Objective:
Collect every line in the records below that contains the word "document".

Extracted information:

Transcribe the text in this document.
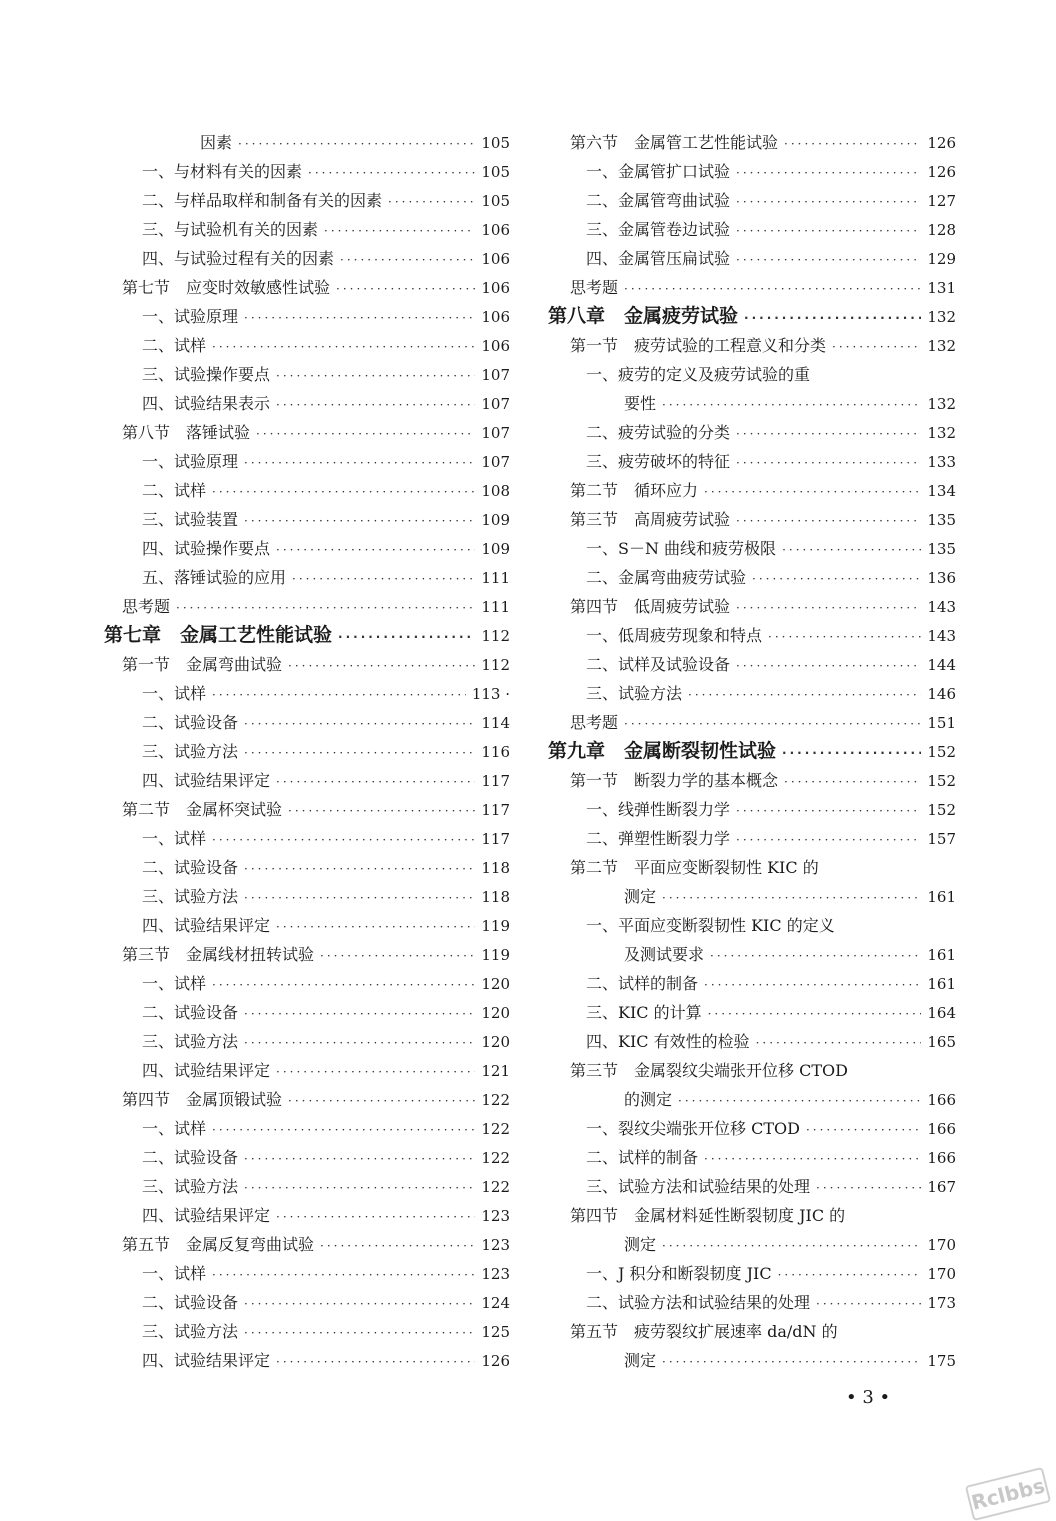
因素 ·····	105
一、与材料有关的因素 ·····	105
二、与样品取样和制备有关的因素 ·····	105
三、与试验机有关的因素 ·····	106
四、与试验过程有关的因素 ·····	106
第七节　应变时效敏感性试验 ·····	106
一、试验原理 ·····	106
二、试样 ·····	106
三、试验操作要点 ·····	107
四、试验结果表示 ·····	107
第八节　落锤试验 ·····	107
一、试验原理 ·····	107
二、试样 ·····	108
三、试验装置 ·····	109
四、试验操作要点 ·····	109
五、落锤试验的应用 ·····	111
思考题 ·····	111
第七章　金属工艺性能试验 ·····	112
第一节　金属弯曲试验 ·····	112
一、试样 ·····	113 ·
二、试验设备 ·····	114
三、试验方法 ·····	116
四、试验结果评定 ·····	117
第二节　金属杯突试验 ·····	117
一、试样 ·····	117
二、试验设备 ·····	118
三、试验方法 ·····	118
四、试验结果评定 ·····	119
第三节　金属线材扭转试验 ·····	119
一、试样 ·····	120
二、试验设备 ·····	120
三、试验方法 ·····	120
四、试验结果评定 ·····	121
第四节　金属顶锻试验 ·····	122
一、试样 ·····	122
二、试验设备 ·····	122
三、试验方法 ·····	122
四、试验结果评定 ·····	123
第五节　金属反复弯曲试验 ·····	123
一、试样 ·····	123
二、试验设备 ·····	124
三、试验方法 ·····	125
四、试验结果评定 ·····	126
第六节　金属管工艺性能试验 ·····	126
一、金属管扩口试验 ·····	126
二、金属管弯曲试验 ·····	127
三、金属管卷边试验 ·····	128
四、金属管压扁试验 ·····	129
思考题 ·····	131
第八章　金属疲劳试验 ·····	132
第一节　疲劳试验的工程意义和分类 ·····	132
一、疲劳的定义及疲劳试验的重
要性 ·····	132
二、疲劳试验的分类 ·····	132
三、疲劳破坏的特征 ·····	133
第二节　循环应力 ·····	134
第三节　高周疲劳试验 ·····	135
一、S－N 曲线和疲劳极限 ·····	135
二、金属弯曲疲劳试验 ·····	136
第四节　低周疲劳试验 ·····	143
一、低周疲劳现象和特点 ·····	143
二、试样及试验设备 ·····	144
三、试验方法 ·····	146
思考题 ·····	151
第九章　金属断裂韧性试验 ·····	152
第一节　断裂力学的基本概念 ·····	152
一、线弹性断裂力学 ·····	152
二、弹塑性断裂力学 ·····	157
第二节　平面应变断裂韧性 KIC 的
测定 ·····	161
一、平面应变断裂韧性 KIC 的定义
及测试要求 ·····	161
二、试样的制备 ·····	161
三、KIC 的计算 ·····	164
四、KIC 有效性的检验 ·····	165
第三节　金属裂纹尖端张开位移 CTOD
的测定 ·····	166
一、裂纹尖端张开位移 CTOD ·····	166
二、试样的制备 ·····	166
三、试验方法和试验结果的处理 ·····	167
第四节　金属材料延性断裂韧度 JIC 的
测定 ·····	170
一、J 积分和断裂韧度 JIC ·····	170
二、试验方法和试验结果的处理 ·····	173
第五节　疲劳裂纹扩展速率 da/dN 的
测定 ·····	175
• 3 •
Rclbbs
* * *
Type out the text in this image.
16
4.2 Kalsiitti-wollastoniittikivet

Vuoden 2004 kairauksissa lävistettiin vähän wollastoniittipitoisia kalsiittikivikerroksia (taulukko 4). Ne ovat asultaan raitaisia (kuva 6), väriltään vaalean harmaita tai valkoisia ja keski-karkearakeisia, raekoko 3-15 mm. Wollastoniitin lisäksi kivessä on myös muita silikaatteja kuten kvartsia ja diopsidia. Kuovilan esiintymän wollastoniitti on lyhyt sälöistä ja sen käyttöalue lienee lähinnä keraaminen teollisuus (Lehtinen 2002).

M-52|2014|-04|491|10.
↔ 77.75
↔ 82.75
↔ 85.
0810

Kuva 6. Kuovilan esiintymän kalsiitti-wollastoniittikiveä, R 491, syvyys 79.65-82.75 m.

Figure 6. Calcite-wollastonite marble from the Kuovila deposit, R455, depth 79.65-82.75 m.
--
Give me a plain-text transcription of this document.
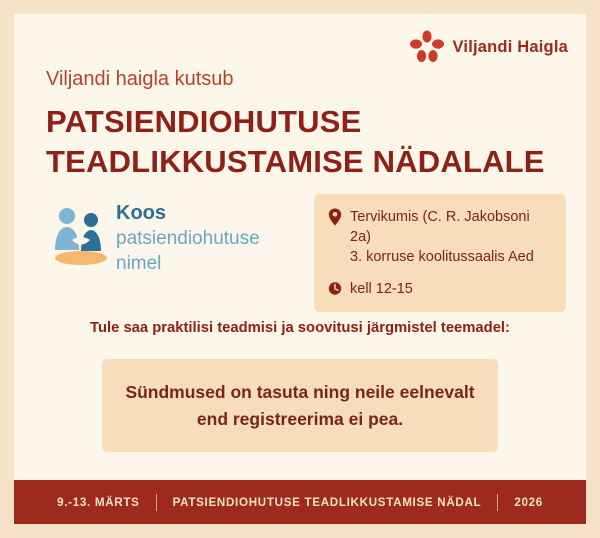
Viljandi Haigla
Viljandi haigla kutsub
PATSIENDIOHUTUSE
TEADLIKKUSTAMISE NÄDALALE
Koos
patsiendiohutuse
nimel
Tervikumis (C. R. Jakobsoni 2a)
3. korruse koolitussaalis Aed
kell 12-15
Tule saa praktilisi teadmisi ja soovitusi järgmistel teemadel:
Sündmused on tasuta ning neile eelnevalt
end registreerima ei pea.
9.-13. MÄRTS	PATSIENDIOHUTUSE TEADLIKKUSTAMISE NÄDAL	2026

Answer:
Transcribe the text in this document.
Give me a plain-text transcription of this document.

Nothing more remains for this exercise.